Start of RECORDS SHOWN

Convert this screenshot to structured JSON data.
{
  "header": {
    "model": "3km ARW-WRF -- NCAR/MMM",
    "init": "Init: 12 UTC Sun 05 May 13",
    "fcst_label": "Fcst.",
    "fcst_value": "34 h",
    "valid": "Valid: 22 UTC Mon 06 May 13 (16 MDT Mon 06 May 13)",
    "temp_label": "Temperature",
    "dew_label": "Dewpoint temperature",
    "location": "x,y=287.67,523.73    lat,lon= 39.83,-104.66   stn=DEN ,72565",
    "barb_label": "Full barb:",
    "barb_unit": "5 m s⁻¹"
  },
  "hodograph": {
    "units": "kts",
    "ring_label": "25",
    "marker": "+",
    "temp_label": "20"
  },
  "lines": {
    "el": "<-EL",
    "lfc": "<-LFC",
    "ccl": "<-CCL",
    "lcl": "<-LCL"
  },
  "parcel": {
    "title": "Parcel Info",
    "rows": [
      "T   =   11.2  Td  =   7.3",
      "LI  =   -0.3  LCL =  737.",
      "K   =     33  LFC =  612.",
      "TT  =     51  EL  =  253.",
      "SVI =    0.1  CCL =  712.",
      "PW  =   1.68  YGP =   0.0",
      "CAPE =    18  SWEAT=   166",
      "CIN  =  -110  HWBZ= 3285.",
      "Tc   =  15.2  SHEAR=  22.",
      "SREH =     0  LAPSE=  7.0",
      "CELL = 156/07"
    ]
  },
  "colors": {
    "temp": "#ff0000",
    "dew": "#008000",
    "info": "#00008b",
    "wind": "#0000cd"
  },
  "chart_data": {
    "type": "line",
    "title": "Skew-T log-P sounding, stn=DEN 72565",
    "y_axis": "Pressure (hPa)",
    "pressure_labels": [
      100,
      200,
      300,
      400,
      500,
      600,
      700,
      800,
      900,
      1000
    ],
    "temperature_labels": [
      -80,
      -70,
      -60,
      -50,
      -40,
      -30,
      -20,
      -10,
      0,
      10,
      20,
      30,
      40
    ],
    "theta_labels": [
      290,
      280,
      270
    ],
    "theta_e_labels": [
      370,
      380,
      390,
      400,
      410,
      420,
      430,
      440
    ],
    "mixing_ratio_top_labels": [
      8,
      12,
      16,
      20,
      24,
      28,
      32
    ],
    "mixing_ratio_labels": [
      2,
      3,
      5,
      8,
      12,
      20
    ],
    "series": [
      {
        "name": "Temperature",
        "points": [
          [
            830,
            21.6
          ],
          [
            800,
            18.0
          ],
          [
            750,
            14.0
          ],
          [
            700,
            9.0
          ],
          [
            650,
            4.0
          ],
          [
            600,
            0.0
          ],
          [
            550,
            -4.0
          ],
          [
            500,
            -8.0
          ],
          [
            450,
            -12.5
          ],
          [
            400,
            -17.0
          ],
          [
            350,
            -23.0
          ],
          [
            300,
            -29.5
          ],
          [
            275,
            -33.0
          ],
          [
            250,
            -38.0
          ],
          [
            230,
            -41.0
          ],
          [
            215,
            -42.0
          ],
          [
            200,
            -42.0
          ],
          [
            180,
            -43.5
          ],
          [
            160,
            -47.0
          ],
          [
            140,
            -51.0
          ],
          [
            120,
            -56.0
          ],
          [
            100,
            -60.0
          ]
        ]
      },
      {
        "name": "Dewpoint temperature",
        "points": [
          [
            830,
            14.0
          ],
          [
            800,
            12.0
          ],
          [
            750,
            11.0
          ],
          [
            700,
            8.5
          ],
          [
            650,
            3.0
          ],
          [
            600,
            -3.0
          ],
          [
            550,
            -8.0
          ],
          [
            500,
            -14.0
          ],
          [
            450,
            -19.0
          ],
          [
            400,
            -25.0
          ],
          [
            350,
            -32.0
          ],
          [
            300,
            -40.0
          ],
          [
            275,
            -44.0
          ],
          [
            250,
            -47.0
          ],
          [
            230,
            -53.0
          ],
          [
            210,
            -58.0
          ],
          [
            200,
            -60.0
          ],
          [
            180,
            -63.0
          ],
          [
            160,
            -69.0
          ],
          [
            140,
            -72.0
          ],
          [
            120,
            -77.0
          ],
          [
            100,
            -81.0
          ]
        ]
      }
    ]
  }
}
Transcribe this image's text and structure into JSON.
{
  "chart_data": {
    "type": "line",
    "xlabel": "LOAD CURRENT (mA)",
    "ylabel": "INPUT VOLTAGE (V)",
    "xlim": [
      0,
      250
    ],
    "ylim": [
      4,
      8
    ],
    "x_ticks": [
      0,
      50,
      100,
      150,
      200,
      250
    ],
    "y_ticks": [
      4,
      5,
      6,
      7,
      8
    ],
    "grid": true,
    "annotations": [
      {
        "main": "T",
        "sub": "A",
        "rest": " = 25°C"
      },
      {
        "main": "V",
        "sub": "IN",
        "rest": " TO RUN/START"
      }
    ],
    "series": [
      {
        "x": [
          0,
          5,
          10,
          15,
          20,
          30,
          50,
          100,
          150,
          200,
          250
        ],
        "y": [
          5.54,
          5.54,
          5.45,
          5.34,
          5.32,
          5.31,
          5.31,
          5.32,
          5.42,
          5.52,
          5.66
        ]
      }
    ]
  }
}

End of RECORDS SHOWN

> **WHAT TO DO**
Every entry should be printed again exactly as it stands.

> **SOLUTION BELOW**
Convert this screenshot to structured JSON data.
{
  "header": {
    "model": "3km ARW-WRF -- NCAR/MMM",
    "init": "Init: 12 UTC Sun 05 May 13",
    "fcst_label": "Fcst.",
    "fcst_value": "34 h",
    "valid": "Valid: 22 UTC Mon 06 May 13 (16 MDT Mon 06 May 13)",
    "temp_label": "Temperature",
    "dew_label": "Dewpoint temperature",
    "location": "x,y=287.67,523.73    lat,lon= 39.83,-104.66   stn=DEN ,72565",
    "barb_label": "Full barb:",
    "barb_unit": "5 m s⁻¹"
  },
  "hodograph": {
    "units": "kts",
    "ring_label": "25",
    "marker": "+",
    "temp_label": "20"
  },
  "lines": {
    "el": "<-EL",
    "lfc": "<-LFC",
    "ccl": "<-CCL",
    "lcl": "<-LCL"
  },
  "parcel": {
    "title": "Parcel Info",
    "rows": [
      "T   =   11.2  Td  =   7.3",
      "LI  =   -0.3  LCL =  737.",
      "K   =     33  LFC =  612.",
      "TT  =     51  EL  =  253.",
      "SVI =    0.1  CCL =  712.",
      "PW  =   1.68  YGP =   0.0",
      "CAPE =    18  SWEAT=   166",
      "CIN  =  -110  HWBZ= 3285.",
      "Tc   =  15.2  SHEAR=  22.",
      "SREH =     0  LAPSE=  7.0",
      "CELL = 156/07"
    ]
  },
  "colors": {
    "temp": "#ff0000",
    "dew": "#008000",
    "info": "#00008b",
    "wind": "#0000cd"
  },
  "chart_data": {
    "type": "line",
    "title": "Skew-T log-P sounding, stn=DEN 72565",
    "y_axis": "Pressure (hPa)",
    "pressure_labels": [
      100,
      200,
      300,
      400,
      500,
      600,
      700,
      800,
      900,
      1000
    ],
    "temperature_labels": [
      -80,
      -70,
      -60,
      -50,
      -40,
      -30,
      -20,
      -10,
      0,
      10,
      20,
      30,
      40
    ],
    "theta_labels": [
      290,
      280,
      270
    ],
    "theta_e_labels": [
      370,
      380,
      390,
      400,
      410,
      420,
      430,
      440
    ],
    "mixing_ratio_top_labels": [
      8,
      12,
      16,
      20,
      24,
      28,
      32
    ],
    "mixing_ratio_labels": [
      2,
      3,
      5,
      8,
      12,
      20
    ],
    "series": [
      {
        "name": "Temperature",
        "points": [
          [
            830,
            21.6
          ],
          [
            800,
            18.0
          ],
          [
            750,
            14.0
          ],
          [
            700,
            9.0
          ],
          [
            650,
            4.0
          ],
          [
            600,
            0.0
          ],
          [
            550,
            -4.0
          ],
          [
            500,
            -8.0
          ],
          [
            450,
            -12.5
          ],
          [
            400,
            -17.0
          ],
          [
            350,
            -23.0
          ],
          [
            300,
            -29.5
          ],
          [
            275,
            -33.0
          ],
          [
            250,
            -38.0
          ],
          [
            230,
            -41.0
          ],
          [
            215,
            -42.0
          ],
          [
            200,
            -42.0
          ],
          [
            180,
            -43.5
          ],
          [
            160,
            -47.0
          ],
          [
            140,
            -51.0
          ],
          [
            120,
            -56.0
          ],
          [
            100,
            -60.0
          ]
        ]
      },
      {
        "name": "Dewpoint temperature",
        "points": [
          [
            830,
            14.0
          ],
          [
            800,
            12.0
          ],
          [
            750,
            11.0
          ],
          [
            700,
            8.5
          ],
          [
            650,
            3.0
          ],
          [
            600,
            -3.0
          ],
          [
            550,
            -8.0
          ],
          [
            500,
            -14.0
          ],
          [
            450,
            -19.0
          ],
          [
            400,
            -25.0
          ],
          [
            350,
            -32.0
          ],
          [
            300,
            -40.0
          ],
          [
            275,
            -44.0
          ],
          [
            250,
            -47.0
          ],
          [
            230,
            -53.0
          ],
          [
            210,
            -58.0
          ],
          [
            200,
            -60.0
          ],
          [
            180,
            -63.0
          ],
          [
            160,
            -69.0
          ],
          [
            140,
            -72.0
          ],
          [
            120,
            -77.0
          ],
          [
            100,
            -81.0
          ]
        ]
      }
    ]
  }
}
Transcribe this image's text and structure into JSON.
{
  "chart_data": {
    "type": "line",
    "xlabel": "LOAD CURRENT (mA)",
    "ylabel": "INPUT VOLTAGE (V)",
    "xlim": [
      0,
      250
    ],
    "ylim": [
      4,
      8
    ],
    "x_ticks": [
      0,
      50,
      100,
      150,
      200,
      250
    ],
    "y_ticks": [
      4,
      5,
      6,
      7,
      8
    ],
    "grid": true,
    "annotations": [
      {
        "main": "T",
        "sub": "A",
        "rest": " = 25°C"
      },
      {
        "main": "V",
        "sub": "IN",
        "rest": " TO RUN/START"
      }
    ],
    "series": [
      {
        "x": [
          0,
          5,
          10,
          15,
          20,
          30,
          50,
          100,
          150,
          200,
          250
        ],
        "y": [
          5.54,
          5.54,
          5.45,
          5.34,
          5.32,
          5.31,
          5.31,
          5.32,
          5.42,
          5.52,
          5.66
        ]
      }
    ]
  }
}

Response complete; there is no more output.